=== What is needed ===
Write each line exactly as it stands, from the line containing "Give me a plain-text" through the end of the data.

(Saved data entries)
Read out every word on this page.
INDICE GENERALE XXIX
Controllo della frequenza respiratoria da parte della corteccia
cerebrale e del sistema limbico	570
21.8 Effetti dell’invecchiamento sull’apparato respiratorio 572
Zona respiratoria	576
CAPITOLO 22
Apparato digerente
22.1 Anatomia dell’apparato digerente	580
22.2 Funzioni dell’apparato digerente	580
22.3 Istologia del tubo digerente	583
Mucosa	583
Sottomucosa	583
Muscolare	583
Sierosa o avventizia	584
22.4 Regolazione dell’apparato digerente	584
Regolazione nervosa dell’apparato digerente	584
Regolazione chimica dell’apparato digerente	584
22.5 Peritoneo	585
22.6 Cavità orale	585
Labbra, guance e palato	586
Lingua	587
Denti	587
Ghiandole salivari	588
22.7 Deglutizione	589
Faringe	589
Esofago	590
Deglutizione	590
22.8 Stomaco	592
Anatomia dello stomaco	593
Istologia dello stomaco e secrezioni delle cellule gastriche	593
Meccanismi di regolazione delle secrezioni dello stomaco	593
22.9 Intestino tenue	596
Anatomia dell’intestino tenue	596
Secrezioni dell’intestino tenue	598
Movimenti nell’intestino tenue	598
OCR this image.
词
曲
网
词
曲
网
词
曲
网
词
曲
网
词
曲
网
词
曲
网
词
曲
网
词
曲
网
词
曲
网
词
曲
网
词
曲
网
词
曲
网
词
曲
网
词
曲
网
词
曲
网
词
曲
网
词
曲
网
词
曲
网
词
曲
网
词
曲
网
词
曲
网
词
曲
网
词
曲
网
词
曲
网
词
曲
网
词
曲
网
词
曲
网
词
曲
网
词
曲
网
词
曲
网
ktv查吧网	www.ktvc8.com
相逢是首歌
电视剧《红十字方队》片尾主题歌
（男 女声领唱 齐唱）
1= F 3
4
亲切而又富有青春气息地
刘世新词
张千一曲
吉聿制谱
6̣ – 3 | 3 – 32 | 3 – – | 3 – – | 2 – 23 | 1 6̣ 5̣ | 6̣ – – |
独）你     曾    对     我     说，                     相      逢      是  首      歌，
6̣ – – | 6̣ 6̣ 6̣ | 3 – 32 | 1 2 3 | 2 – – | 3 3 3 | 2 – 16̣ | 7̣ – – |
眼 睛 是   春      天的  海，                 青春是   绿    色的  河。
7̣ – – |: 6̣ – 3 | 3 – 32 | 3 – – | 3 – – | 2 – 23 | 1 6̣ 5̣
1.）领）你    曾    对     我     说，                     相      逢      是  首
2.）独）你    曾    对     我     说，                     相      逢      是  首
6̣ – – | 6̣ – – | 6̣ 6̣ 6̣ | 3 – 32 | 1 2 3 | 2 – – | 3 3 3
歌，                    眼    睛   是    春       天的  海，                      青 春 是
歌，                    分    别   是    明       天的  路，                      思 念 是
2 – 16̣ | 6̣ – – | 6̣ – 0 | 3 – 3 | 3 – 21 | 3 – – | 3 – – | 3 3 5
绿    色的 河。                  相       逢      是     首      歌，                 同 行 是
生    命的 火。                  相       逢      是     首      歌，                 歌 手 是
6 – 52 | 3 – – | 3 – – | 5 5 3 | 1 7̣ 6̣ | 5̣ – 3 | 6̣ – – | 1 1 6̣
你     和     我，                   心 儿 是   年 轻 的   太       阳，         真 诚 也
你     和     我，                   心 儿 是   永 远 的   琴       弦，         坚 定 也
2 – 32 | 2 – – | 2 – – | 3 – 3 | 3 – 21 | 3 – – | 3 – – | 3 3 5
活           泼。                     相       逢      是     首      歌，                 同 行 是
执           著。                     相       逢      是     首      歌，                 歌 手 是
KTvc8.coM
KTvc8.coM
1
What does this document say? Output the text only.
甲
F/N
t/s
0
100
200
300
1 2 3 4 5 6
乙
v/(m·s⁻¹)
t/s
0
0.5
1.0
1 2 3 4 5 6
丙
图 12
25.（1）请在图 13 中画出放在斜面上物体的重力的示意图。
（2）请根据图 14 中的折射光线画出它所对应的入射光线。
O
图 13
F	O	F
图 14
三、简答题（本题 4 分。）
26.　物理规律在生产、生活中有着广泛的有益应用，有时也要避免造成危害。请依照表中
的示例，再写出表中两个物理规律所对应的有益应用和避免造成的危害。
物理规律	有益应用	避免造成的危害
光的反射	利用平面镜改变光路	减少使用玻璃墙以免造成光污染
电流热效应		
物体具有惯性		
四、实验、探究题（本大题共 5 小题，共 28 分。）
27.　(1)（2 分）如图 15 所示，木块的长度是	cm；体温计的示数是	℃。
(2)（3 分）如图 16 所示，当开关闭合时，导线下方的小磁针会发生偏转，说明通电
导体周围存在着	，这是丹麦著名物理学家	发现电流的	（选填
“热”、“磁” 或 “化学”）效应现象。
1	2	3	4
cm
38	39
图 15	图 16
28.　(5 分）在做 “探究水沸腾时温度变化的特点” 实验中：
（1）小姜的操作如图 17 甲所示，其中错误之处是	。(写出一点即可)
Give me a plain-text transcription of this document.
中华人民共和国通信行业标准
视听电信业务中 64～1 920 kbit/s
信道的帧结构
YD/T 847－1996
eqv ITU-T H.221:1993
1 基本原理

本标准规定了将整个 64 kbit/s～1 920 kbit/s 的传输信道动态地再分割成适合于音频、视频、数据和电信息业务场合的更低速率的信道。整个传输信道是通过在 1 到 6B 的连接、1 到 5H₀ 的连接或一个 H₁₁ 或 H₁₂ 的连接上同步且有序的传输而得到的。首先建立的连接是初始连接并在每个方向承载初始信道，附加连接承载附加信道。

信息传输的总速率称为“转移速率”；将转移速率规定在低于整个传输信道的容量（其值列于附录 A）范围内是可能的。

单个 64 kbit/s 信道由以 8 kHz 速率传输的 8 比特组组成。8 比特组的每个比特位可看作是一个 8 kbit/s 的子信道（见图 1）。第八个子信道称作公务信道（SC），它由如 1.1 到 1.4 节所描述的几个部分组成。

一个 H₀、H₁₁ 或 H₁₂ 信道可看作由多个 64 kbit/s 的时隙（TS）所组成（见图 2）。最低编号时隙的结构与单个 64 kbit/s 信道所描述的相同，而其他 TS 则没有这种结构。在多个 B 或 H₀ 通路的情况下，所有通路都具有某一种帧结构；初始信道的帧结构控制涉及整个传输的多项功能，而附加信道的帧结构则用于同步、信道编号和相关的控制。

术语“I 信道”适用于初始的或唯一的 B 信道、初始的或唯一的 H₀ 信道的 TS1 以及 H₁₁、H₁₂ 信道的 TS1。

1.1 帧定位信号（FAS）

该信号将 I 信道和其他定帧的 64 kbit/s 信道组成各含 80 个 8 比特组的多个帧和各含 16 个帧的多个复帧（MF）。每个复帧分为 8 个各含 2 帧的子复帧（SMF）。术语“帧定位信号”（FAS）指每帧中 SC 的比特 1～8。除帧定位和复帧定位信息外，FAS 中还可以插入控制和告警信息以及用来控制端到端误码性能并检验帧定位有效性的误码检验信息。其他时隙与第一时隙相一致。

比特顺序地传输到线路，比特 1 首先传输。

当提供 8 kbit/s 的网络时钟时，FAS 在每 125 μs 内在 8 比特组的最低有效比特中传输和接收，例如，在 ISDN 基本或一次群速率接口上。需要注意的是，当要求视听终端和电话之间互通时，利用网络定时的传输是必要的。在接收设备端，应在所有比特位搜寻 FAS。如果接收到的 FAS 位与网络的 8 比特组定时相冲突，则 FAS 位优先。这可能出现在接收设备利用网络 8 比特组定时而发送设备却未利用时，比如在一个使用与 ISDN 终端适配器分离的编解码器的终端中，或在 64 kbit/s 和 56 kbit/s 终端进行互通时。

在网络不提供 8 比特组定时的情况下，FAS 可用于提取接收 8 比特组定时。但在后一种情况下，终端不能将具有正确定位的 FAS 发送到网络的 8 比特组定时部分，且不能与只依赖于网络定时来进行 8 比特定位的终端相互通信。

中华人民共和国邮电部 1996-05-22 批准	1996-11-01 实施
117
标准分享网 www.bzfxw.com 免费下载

=== Written solution ===
Give me a plain-text transcription of this document.
中华人民共和国通信行业标准
视听电信业务中 64～1 920 kbit/s
信道的帧结构
YD/T 847－1996
eqv ITU-T H.221:1993
1 基本原理

本标准规定了将整个 64 kbit/s～1 920 kbit/s 的传输信道动态地再分割成适合于音频、视频、数据和电信息业务场合的更低速率的信道。整个传输信道是通过在 1 到 6B 的连接、1 到 5H₀ 的连接或一个 H₁₁ 或 H₁₂ 的连接上同步且有序的传输而得到的。首先建立的连接是初始连接并在每个方向承载初始信道，附加连接承载附加信道。

信息传输的总速率称为“转移速率”；将转移速率规定在低于整个传输信道的容量（其值列于附录 A）范围内是可能的。

单个 64 kbit/s 信道由以 8 kHz 速率传输的 8 比特组组成。8 比特组的每个比特位可看作是一个 8 kbit/s 的子信道（见图 1）。第八个子信道称作公务信道（SC），它由如 1.1 到 1.4 节所描述的几个部分组成。

一个 H₀、H₁₁ 或 H₁₂ 信道可看作由多个 64 kbit/s 的时隙（TS）所组成（见图 2）。最低编号时隙的结构与单个 64 kbit/s 信道所描述的相同，而其他 TS 则没有这种结构。在多个 B 或 H₀ 通路的情况下，所有通路都具有某一种帧结构；初始信道的帧结构控制涉及整个传输的多项功能，而附加信道的帧结构则用于同步、信道编号和相关的控制。

术语“I 信道”适用于初始的或唯一的 B 信道、初始的或唯一的 H₀ 信道的 TS1 以及 H₁₁、H₁₂ 信道的 TS1。

1.1 帧定位信号（FAS）

该信号将 I 信道和其他定帧的 64 kbit/s 信道组成各含 80 个 8 比特组的多个帧和各含 16 个帧的多个复帧（MF）。每个复帧分为 8 个各含 2 帧的子复帧（SMF）。术语“帧定位信号”（FAS）指每帧中 SC 的比特 1～8。除帧定位和复帧定位信息外，FAS 中还可以插入控制和告警信息以及用来控制端到端误码性能并检验帧定位有效性的误码检验信息。其他时隙与第一时隙相一致。

比特顺序地传输到线路，比特 1 首先传输。

当提供 8 kbit/s 的网络时钟时，FAS 在每 125 μs 内在 8 比特组的最低有效比特中传输和接收，例如，在 ISDN 基本或一次群速率接口上。需要注意的是，当要求视听终端和电话之间互通时，利用网络定时的传输是必要的。在接收设备端，应在所有比特位搜寻 FAS。如果接收到的 FAS 位与网络的 8 比特组定时相冲突，则 FAS 位优先。这可能出现在接收设备利用网络 8 比特组定时而发送设备却未利用时，比如在一个使用与 ISDN 终端适配器分离的编解码器的终端中，或在 64 kbit/s 和 56 kbit/s 终端进行互通时。

在网络不提供 8 比特组定时的情况下，FAS 可用于提取接收 8 比特组定时。但在后一种情况下，终端不能将具有正确定位的 FAS 发送到网络的 8 比特组定时部分，且不能与只依赖于网络定时来进行 8 比特定位的终端相互通信。

中华人民共和国邮电部 1996-05-22 批准	1996-11-01 实施
117
标准分享网 www.bzfxw.com 免费下载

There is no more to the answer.